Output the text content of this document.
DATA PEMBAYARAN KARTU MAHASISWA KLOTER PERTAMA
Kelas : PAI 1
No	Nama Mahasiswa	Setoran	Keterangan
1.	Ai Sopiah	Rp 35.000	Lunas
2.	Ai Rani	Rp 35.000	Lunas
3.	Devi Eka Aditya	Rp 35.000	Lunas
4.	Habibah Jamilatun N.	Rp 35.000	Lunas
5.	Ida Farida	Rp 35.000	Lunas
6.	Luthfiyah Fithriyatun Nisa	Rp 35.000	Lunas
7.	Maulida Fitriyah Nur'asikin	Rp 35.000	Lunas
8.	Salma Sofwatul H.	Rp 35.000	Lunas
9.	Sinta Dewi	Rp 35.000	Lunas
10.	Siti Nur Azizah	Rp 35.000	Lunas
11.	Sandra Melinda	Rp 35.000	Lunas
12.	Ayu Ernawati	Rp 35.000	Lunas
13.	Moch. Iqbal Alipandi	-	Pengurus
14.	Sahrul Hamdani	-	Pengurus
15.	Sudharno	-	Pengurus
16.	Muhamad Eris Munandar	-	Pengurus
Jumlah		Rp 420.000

▸ Requirements
Reproduce the records word for word.

▸ Full solution
Output the text content of this document.
DATA PEMBAYARAN KARTU MAHASISWA KLOTER PERTAMA
Kelas : PAI 1
No	Nama Mahasiswa	Setoran	Keterangan
1.	Ai Sopiah	Rp 35.000	Lunas
2.	Ai Rani	Rp 35.000	Lunas
3.	Devi Eka Aditya	Rp 35.000	Lunas
4.	Habibah Jamilatun N.	Rp 35.000	Lunas
5.	Ida Farida	Rp 35.000	Lunas
6.	Luthfiyah Fithriyatun Nisa	Rp 35.000	Lunas
7.	Maulida Fitriyah Nur'asikin	Rp 35.000	Lunas
8.	Salma Sofwatul H.	Rp 35.000	Lunas
9.	Sinta Dewi	Rp 35.000	Lunas
10.	Siti Nur Azizah	Rp 35.000	Lunas
11.	Sandra Melinda	Rp 35.000	Lunas
12.	Ayu Ernawati	Rp 35.000	Lunas
13.	Moch. Iqbal Alipandi	-	Pengurus
14.	Sahrul Hamdani	-	Pengurus
15.	Sudharno	-	Pengurus
16.	Muhamad Eris Munandar	-	Pengurus
Jumlah		Rp 420.000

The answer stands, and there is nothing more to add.